> _Given task_: Single out the lines that include the word "structured". Copy them.

(Collected data)
---------------

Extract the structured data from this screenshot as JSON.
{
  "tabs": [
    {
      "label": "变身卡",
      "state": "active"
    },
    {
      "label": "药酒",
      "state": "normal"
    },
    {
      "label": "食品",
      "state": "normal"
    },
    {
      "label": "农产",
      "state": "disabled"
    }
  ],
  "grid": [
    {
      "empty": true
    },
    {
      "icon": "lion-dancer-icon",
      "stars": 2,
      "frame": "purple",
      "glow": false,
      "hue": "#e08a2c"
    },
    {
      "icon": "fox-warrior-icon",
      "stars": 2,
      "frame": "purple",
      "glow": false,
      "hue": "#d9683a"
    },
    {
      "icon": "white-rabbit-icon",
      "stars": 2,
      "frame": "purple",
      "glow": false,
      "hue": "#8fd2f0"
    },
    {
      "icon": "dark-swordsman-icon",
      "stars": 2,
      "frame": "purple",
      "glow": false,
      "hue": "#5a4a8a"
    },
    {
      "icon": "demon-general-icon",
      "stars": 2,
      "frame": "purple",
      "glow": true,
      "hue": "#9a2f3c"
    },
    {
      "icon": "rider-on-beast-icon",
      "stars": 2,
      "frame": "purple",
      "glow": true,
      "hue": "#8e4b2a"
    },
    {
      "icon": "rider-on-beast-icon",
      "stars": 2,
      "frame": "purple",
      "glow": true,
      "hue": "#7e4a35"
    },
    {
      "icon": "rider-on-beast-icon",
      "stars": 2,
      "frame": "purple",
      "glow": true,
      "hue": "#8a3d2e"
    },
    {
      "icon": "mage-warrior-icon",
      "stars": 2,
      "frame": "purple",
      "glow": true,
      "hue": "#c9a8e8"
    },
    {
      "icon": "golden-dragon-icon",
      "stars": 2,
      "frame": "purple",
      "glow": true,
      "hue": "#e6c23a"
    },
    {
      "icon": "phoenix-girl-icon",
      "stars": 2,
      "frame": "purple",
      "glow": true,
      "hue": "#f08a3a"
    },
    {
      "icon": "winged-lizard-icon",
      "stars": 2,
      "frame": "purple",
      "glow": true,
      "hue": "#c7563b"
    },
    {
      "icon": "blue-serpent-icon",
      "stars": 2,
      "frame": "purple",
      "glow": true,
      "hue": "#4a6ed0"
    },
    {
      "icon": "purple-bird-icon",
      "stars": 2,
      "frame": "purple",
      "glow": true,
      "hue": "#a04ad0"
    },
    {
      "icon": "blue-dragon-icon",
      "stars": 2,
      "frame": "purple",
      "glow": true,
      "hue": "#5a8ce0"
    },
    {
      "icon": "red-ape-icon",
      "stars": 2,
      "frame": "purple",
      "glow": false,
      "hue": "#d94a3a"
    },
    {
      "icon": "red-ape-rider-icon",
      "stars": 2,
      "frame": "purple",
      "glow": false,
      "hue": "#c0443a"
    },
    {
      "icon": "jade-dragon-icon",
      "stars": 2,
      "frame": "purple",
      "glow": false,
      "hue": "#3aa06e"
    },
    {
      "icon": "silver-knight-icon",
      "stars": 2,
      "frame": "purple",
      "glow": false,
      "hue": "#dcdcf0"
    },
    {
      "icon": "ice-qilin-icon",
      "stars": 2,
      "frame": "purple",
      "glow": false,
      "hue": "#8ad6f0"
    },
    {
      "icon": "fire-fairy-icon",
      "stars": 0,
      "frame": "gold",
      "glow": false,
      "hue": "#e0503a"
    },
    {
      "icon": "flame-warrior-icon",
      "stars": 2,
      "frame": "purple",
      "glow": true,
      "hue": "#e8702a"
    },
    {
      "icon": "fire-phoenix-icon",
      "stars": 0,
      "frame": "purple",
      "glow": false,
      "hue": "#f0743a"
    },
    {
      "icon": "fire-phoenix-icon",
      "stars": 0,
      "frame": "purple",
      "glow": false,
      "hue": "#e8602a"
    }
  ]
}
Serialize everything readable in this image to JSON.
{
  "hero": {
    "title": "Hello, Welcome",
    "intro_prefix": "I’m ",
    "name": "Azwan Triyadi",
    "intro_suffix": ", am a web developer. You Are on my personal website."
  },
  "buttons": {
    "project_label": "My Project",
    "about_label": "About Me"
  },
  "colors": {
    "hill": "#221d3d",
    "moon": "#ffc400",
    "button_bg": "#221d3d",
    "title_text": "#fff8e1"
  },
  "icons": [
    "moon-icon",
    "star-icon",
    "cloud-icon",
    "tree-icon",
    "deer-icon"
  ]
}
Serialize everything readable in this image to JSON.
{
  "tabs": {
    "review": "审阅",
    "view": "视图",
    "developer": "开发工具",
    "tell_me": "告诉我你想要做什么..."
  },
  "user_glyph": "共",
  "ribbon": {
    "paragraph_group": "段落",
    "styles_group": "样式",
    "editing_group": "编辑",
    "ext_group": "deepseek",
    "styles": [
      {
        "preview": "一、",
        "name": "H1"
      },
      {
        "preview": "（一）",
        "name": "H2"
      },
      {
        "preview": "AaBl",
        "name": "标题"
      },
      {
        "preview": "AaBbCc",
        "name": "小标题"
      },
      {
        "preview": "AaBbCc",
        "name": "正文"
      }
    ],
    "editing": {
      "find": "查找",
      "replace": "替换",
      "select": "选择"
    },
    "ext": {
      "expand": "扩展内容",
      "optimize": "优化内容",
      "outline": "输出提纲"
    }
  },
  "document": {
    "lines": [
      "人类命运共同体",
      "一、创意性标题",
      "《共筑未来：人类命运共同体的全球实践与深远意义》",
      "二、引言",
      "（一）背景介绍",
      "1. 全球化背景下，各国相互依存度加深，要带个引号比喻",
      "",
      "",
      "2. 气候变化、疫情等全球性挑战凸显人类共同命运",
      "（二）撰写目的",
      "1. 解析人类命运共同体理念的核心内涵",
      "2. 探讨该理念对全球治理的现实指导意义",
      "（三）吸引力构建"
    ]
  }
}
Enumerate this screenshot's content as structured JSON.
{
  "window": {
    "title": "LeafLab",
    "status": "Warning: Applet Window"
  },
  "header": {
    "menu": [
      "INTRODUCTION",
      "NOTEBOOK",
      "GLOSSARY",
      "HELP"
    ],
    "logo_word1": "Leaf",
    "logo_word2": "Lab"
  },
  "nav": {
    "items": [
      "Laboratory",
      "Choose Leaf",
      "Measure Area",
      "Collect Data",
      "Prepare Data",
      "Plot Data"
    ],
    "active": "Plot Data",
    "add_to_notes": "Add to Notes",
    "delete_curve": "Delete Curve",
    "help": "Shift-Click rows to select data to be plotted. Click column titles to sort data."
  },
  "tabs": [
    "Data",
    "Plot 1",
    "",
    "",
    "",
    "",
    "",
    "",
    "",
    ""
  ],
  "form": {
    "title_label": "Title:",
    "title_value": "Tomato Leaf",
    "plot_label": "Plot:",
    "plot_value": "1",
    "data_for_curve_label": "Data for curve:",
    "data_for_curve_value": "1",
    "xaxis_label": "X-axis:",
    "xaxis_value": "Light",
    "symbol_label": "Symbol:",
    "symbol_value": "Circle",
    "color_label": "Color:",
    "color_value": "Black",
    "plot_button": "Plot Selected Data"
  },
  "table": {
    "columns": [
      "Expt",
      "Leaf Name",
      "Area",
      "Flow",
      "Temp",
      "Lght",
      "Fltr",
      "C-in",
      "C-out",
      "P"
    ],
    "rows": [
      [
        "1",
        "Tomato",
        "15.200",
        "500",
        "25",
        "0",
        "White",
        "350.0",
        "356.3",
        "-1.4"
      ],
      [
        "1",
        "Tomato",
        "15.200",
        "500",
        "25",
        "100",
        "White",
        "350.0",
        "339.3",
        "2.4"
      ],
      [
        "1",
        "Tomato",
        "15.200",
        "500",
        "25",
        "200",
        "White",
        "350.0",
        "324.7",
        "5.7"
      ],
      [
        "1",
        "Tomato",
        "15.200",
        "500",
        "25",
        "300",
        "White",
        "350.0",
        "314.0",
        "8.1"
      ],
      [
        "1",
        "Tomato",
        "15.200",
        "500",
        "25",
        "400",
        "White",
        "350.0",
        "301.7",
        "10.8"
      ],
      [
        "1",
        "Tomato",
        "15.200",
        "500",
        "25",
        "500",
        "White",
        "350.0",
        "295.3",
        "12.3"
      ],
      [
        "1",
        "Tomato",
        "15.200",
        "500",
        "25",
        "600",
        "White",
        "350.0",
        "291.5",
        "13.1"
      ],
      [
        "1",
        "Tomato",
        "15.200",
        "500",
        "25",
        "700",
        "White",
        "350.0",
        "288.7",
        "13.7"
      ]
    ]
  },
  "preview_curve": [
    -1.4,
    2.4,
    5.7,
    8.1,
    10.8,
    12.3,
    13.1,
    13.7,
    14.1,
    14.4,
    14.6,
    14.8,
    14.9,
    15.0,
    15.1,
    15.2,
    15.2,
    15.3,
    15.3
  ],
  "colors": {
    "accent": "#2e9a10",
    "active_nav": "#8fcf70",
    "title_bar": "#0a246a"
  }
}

---------------

> _Result of this exercise_:
Extract the structured data from this screenshot as JSON.
Enumerate this screenshot's content as structured JSON.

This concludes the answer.